** Task goal **
Reply with one number: the count of lines in the data that hold the string "Lead".

** Data for this exercise **

--------------------

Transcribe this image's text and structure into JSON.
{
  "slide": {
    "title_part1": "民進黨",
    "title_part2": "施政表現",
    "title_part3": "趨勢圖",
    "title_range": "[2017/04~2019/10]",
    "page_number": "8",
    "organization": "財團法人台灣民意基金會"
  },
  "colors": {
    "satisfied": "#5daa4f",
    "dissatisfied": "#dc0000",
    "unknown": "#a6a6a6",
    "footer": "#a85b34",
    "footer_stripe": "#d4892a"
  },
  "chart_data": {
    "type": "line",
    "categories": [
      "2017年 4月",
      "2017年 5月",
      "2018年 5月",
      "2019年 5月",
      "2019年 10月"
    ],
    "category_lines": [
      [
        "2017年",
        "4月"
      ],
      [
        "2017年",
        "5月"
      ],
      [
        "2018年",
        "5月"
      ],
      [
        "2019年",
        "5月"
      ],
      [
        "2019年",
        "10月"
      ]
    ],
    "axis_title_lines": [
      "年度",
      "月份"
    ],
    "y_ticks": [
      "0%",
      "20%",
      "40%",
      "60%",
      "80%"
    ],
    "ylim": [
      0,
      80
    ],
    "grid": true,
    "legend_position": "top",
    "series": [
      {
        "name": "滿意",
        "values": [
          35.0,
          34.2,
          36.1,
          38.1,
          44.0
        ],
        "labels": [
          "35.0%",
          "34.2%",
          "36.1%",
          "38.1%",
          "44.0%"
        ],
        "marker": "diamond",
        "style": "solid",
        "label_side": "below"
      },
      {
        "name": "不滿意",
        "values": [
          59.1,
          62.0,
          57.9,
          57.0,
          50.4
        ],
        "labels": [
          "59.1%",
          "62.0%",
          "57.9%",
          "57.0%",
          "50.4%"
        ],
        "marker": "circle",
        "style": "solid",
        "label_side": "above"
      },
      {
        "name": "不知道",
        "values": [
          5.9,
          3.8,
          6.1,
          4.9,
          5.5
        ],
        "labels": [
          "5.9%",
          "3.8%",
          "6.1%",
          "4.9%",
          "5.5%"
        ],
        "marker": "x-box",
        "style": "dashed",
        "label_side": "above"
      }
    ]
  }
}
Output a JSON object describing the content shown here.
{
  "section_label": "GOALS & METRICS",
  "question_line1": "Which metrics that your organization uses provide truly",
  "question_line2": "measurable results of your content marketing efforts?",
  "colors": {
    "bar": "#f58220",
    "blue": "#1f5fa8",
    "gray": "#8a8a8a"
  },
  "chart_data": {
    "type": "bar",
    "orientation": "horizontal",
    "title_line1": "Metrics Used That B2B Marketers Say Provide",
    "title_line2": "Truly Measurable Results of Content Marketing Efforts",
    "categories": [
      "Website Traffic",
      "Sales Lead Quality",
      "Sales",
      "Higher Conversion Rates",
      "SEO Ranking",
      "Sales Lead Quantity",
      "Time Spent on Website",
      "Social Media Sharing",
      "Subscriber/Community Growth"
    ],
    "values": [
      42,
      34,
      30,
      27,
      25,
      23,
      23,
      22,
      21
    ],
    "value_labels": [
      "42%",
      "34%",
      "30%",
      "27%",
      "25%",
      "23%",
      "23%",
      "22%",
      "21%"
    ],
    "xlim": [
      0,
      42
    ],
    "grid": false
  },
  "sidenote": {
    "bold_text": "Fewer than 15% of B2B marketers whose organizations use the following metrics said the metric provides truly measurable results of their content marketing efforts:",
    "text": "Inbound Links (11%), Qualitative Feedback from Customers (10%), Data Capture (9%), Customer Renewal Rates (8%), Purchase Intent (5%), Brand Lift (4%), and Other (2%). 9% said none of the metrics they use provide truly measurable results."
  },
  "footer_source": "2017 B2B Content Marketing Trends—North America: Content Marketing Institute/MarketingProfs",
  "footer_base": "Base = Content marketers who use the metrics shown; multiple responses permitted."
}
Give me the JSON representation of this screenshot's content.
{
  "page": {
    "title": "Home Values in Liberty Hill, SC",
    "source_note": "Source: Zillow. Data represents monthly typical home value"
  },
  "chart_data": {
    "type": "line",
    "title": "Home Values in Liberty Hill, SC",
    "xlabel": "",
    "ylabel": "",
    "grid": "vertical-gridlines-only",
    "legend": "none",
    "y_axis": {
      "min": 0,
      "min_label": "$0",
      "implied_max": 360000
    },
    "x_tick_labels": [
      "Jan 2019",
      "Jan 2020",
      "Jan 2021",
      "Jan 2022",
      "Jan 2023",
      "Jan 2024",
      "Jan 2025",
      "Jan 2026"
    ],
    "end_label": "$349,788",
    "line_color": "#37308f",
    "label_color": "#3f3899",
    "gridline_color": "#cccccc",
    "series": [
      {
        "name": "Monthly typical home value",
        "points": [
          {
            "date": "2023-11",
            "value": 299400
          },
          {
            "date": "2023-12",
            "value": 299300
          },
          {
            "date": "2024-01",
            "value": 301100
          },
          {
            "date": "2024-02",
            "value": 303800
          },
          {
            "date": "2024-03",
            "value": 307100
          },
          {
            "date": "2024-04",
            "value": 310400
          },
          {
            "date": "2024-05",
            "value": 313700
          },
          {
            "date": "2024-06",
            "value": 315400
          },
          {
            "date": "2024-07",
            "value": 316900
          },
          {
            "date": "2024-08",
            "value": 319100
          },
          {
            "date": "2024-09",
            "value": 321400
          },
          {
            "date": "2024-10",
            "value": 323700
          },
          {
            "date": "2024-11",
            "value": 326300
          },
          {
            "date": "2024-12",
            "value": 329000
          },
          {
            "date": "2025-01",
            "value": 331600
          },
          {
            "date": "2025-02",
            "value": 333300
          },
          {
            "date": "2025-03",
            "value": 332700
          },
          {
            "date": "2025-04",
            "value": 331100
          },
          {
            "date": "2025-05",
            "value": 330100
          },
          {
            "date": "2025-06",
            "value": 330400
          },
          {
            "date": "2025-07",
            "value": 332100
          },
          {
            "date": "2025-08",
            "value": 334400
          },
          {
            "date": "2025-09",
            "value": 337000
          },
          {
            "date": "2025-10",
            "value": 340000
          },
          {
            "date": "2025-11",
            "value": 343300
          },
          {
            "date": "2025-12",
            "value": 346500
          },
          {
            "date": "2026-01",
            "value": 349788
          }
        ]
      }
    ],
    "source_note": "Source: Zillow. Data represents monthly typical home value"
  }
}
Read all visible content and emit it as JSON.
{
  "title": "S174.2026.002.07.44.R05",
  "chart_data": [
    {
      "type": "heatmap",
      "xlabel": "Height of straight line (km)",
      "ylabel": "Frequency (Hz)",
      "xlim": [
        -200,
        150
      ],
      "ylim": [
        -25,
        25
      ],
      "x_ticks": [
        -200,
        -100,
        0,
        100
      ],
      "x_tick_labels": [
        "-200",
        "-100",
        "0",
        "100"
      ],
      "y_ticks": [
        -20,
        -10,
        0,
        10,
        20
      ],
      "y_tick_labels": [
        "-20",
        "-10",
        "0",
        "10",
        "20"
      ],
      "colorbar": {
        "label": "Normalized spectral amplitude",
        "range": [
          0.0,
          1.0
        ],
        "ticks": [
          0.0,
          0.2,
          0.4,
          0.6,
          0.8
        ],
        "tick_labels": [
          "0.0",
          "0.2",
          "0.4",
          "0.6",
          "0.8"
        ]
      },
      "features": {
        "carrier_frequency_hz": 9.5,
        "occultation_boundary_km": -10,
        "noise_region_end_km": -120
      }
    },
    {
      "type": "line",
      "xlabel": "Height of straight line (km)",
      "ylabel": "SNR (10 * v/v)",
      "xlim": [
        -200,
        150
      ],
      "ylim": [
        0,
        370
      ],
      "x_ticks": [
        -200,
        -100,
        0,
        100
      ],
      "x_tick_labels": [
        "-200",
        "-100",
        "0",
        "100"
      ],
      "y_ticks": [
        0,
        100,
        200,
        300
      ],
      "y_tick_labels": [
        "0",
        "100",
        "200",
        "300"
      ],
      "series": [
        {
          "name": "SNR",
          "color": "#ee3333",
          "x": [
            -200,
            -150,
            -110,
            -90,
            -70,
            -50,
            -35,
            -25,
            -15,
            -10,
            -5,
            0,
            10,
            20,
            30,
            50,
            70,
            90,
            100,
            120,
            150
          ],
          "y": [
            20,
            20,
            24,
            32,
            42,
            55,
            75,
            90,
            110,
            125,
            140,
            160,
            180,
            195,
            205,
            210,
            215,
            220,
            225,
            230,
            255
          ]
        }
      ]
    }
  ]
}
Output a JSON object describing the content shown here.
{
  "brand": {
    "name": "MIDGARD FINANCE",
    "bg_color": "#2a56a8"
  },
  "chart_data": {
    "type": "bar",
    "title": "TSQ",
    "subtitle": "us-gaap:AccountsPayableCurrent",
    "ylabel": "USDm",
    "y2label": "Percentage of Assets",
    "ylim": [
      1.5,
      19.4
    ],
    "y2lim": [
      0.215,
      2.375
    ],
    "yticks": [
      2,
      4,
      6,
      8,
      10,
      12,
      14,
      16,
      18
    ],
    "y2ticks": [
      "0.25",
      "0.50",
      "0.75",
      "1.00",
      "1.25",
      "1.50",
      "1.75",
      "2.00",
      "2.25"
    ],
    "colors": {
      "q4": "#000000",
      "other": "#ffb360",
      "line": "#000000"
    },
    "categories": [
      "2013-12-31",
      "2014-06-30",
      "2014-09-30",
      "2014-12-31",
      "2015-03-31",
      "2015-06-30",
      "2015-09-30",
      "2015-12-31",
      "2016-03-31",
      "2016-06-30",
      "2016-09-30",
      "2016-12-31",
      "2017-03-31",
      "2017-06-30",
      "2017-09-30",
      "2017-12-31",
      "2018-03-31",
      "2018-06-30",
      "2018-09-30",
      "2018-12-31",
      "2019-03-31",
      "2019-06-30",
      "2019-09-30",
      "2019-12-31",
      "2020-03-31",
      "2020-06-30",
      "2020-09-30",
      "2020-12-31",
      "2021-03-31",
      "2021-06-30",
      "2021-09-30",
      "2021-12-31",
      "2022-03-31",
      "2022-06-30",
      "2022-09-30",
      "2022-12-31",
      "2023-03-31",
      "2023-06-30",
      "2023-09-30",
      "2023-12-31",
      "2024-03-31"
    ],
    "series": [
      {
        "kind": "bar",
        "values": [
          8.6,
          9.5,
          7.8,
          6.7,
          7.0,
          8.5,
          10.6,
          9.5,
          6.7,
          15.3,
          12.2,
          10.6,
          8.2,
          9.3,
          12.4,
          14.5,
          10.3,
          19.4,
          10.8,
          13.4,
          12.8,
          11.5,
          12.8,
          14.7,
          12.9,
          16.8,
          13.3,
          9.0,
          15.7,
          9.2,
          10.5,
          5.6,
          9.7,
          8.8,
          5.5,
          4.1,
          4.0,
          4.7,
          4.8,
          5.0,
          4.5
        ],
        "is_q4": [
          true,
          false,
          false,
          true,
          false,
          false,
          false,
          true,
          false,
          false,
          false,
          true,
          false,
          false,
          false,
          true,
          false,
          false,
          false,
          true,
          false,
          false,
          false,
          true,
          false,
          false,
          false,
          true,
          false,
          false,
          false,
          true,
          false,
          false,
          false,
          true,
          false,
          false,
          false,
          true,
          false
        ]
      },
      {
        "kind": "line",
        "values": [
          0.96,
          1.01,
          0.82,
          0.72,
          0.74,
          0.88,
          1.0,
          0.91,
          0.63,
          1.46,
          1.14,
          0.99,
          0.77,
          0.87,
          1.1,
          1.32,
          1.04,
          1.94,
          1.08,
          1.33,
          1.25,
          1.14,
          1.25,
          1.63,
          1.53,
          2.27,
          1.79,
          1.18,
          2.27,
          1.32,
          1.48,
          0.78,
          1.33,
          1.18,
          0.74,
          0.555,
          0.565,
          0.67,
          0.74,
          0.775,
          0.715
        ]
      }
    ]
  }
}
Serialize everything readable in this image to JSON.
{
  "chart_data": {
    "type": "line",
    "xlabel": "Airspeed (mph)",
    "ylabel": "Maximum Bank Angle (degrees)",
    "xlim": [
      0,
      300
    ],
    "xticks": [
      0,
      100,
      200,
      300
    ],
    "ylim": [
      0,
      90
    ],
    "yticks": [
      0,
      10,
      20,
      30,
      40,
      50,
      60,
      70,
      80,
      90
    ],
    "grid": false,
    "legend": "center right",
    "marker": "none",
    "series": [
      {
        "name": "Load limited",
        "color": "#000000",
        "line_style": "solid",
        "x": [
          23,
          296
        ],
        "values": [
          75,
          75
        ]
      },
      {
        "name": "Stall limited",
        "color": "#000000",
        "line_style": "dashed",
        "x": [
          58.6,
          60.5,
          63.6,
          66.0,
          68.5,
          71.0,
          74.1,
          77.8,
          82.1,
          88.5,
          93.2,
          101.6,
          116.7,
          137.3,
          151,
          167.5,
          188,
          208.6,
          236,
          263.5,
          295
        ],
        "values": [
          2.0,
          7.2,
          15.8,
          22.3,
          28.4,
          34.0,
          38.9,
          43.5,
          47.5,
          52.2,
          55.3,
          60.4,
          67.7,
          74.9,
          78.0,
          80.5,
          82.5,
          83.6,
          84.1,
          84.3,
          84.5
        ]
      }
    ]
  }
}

--------------------

** Result of this exercise **
2